Records that describe figures:
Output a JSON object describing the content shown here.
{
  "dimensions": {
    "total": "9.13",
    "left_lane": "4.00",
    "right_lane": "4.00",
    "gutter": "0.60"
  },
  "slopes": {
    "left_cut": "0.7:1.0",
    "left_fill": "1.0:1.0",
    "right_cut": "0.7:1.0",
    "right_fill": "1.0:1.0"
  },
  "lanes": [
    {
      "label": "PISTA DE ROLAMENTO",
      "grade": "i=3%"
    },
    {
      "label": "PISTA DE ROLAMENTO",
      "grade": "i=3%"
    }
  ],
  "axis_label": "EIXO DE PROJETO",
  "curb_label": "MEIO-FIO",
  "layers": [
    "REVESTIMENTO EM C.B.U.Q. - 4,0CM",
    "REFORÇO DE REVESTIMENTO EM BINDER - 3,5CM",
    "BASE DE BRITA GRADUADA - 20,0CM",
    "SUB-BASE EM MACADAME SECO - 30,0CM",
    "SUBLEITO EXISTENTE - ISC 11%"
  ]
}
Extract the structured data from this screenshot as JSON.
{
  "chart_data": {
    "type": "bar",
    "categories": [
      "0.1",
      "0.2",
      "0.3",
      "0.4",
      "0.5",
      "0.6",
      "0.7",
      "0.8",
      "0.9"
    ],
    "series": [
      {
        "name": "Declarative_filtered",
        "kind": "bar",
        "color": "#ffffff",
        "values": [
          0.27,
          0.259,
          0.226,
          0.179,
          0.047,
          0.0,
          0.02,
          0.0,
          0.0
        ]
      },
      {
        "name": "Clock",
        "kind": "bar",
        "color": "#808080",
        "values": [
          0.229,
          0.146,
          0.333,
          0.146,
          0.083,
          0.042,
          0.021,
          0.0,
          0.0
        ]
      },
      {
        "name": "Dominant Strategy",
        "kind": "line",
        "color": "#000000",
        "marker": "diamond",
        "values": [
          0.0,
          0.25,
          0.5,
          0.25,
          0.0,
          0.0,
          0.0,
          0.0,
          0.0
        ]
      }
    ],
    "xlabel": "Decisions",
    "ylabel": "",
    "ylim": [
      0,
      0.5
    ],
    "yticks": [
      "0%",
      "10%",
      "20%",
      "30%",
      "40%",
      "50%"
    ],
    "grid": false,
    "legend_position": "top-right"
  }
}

### Task goal
Where a line of the records above holds the word "JSON", copy that line.

### Task solution
Output a JSON object describing the content shown here.
Extract the structured data from this screenshot as JSON.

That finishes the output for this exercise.